__Problem details__.
Find the number of lines below in which the word "CAMPYLOBACTER" appears, and write that number only.
— begin —
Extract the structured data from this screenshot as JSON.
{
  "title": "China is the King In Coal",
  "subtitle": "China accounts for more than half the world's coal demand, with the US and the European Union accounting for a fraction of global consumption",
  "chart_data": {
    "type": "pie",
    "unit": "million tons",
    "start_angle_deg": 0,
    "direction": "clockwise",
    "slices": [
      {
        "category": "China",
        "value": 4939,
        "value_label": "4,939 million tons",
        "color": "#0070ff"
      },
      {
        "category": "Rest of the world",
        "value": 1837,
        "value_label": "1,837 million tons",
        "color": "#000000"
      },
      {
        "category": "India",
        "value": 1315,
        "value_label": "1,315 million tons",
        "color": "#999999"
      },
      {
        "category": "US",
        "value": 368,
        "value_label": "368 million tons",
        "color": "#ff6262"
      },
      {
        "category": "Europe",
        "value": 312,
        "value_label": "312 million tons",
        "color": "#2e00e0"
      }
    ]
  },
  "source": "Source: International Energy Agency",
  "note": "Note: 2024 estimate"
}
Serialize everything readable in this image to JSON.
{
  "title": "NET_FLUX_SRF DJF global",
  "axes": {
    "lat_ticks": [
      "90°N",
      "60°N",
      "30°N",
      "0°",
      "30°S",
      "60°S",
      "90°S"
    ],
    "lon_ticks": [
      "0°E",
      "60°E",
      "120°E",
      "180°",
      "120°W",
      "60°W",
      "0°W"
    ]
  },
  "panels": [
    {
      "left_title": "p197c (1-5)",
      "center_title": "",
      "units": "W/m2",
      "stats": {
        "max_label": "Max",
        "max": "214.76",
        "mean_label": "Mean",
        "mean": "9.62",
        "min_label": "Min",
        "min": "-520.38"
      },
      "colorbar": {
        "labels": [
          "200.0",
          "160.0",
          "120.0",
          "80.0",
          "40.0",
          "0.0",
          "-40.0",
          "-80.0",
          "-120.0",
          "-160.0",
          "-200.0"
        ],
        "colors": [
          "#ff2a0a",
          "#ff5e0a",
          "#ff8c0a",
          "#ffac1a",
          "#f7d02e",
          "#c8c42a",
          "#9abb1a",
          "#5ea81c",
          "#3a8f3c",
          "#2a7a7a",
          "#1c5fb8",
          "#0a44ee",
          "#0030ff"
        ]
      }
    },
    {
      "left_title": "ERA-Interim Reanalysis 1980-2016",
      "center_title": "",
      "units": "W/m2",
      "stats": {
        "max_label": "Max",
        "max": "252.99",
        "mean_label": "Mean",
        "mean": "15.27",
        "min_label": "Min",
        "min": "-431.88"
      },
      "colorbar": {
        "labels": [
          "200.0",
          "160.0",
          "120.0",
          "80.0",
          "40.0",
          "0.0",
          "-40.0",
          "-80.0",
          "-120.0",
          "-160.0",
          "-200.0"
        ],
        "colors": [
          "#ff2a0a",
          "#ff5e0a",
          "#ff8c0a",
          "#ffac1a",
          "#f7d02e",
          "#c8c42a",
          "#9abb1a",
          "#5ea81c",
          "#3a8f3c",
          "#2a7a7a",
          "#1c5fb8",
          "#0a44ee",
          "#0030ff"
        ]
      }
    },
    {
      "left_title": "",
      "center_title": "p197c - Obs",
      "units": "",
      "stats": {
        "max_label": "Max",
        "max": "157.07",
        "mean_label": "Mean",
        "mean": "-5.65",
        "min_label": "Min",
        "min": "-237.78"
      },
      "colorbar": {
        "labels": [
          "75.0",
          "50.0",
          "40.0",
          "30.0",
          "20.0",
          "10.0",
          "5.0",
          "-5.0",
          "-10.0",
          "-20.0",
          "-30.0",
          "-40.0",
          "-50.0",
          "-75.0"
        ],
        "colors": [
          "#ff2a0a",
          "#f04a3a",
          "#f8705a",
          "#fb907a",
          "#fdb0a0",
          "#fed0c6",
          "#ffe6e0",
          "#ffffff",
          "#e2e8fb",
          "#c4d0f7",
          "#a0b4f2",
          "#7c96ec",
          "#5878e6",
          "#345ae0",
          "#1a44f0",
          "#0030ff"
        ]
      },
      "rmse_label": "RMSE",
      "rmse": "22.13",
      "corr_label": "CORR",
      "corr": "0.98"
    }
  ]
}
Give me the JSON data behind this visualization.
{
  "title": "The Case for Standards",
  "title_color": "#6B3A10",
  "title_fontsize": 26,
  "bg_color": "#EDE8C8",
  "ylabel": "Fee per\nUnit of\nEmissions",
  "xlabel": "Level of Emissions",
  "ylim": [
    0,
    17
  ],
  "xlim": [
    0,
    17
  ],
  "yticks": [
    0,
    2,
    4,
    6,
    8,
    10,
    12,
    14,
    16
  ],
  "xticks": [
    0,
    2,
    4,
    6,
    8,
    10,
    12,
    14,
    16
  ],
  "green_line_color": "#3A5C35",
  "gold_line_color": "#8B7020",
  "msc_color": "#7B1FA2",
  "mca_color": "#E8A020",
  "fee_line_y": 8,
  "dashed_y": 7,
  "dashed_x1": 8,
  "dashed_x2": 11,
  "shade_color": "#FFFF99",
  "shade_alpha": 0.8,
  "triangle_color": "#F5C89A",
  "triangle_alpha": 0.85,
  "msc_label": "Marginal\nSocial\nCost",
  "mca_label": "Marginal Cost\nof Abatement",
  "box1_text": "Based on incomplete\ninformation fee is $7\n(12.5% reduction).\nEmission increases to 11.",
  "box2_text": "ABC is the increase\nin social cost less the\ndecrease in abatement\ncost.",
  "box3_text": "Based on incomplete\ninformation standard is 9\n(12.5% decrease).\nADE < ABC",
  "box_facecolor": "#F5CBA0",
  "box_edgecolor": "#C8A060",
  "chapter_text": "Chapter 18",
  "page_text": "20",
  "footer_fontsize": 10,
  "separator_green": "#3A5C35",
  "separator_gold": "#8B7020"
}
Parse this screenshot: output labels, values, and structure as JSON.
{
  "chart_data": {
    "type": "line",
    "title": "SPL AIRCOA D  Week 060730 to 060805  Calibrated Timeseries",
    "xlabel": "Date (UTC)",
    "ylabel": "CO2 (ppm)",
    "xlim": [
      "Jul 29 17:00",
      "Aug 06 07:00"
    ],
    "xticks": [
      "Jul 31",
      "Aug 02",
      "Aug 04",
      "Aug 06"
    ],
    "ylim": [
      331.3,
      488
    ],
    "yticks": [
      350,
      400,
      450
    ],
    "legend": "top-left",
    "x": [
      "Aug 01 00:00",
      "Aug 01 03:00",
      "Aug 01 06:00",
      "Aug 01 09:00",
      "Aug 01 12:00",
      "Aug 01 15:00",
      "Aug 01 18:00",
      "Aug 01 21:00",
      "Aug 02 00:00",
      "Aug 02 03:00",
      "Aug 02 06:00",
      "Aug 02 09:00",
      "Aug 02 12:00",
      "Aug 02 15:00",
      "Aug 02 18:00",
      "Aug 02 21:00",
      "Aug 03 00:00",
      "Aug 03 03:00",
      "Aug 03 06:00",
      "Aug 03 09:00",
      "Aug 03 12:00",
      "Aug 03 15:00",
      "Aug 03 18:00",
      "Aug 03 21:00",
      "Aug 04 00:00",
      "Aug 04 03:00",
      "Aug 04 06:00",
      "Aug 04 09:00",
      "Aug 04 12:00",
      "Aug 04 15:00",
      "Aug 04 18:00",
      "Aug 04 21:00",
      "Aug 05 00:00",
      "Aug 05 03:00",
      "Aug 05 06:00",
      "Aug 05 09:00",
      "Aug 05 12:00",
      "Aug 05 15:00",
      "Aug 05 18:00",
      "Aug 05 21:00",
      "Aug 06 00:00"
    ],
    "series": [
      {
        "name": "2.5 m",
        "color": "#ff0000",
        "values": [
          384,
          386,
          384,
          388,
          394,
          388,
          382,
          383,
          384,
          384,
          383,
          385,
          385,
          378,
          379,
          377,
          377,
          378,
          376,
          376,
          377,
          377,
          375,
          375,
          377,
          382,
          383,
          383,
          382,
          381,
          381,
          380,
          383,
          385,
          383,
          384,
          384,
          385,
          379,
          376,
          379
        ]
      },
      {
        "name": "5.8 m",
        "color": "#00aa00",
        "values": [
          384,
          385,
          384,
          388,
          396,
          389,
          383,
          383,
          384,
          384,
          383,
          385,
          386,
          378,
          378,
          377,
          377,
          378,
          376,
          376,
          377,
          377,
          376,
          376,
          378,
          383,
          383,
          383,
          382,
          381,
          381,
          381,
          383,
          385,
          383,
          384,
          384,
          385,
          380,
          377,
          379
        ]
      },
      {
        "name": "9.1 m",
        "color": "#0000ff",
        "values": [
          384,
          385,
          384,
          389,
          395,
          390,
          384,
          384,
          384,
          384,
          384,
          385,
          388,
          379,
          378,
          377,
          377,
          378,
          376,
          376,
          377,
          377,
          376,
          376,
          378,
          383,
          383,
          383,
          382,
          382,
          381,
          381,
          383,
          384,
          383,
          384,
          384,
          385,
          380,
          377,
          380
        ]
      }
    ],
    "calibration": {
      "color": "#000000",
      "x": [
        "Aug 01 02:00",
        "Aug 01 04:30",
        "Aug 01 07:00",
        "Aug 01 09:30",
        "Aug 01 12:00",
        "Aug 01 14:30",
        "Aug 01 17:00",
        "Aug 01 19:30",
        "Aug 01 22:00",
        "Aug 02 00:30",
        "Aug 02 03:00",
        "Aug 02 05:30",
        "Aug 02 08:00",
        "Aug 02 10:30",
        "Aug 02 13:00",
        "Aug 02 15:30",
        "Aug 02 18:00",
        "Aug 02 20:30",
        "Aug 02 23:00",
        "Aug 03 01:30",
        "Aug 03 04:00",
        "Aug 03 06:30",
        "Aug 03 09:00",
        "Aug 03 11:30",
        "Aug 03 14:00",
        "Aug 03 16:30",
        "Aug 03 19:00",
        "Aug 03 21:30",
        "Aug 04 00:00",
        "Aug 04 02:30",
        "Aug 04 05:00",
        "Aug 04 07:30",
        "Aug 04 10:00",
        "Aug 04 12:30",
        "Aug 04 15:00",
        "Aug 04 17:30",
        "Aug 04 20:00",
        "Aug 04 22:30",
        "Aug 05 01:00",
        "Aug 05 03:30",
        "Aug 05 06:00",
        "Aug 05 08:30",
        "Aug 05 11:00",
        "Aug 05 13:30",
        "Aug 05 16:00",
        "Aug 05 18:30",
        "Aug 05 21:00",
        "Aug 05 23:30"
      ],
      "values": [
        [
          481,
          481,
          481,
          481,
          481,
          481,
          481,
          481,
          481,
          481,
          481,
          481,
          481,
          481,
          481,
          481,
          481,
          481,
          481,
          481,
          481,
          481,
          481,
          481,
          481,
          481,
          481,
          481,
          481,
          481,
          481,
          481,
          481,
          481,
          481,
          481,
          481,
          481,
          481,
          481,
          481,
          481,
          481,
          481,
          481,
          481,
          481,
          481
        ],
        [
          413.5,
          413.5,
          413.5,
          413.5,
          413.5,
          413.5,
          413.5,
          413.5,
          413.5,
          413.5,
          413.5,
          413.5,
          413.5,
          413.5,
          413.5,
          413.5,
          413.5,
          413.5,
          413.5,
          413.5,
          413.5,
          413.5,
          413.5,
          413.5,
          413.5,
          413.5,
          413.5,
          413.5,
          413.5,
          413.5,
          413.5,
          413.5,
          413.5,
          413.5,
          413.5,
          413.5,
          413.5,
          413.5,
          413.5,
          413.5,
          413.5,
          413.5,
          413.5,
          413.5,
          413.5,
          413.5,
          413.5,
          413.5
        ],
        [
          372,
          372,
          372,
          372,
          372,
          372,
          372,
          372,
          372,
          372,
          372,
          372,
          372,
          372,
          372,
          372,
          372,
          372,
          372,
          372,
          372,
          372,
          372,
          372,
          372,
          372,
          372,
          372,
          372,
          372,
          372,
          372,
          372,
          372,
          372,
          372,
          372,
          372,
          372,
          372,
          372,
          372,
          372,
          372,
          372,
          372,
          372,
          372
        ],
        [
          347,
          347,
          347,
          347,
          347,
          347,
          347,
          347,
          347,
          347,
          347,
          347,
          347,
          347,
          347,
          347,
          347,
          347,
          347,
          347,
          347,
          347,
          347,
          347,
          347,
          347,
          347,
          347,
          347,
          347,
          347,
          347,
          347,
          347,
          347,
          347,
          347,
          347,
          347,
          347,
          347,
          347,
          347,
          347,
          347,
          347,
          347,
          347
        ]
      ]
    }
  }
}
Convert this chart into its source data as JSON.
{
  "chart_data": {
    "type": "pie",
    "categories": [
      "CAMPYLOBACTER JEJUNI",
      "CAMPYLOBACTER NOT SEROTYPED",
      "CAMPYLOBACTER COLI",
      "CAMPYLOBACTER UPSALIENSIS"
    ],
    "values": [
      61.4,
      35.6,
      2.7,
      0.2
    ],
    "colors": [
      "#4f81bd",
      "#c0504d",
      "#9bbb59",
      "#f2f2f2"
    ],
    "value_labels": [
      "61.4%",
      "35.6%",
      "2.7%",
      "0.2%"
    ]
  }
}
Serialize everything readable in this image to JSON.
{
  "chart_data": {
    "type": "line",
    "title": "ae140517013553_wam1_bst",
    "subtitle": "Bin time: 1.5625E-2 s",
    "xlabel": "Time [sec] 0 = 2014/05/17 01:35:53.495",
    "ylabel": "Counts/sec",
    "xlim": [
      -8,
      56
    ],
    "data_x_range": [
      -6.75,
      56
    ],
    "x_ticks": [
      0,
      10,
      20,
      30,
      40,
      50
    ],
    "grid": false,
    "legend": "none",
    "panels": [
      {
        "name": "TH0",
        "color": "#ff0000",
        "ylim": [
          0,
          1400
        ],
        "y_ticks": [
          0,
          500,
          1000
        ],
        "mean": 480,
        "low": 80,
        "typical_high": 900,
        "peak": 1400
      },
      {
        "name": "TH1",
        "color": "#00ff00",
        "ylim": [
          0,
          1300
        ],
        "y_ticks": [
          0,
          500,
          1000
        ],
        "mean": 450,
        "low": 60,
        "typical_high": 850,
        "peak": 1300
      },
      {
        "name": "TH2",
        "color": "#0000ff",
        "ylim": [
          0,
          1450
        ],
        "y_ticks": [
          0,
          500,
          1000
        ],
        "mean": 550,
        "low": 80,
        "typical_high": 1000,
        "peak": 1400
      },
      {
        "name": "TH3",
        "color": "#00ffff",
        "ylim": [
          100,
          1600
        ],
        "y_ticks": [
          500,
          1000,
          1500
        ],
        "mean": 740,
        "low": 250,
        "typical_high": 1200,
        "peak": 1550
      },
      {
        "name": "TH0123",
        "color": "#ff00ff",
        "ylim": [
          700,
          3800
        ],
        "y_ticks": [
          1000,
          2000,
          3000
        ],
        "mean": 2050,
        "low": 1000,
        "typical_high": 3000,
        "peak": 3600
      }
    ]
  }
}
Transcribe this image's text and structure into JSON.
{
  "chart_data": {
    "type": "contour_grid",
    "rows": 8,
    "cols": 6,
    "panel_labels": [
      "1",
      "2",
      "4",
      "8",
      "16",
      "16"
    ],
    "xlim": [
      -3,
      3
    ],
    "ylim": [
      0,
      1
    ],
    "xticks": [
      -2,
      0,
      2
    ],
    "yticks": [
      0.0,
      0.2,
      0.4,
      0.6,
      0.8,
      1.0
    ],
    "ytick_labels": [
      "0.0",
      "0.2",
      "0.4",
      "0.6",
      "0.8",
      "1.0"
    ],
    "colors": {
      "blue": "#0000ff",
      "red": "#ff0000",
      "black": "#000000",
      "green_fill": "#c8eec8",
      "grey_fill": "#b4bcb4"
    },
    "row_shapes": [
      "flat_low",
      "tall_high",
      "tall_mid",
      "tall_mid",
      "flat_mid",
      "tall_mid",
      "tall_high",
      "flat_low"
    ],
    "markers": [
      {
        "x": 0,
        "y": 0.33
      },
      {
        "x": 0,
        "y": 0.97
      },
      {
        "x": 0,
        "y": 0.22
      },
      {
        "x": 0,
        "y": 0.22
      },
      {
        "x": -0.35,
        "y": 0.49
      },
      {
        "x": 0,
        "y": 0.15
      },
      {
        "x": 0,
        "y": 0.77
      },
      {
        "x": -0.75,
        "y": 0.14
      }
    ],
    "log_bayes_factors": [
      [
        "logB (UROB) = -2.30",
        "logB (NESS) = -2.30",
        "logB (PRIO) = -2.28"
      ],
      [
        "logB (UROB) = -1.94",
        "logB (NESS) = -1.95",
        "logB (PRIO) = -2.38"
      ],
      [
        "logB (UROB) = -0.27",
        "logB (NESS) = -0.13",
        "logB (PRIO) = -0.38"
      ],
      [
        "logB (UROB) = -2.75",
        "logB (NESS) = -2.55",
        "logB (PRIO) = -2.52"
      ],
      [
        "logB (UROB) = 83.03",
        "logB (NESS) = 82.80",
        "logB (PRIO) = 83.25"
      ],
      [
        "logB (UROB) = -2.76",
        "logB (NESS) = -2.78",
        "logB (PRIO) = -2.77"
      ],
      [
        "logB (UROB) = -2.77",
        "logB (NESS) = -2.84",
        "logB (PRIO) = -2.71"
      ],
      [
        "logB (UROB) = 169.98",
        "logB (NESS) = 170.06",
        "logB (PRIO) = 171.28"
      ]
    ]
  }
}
— end —
__Written response__.
4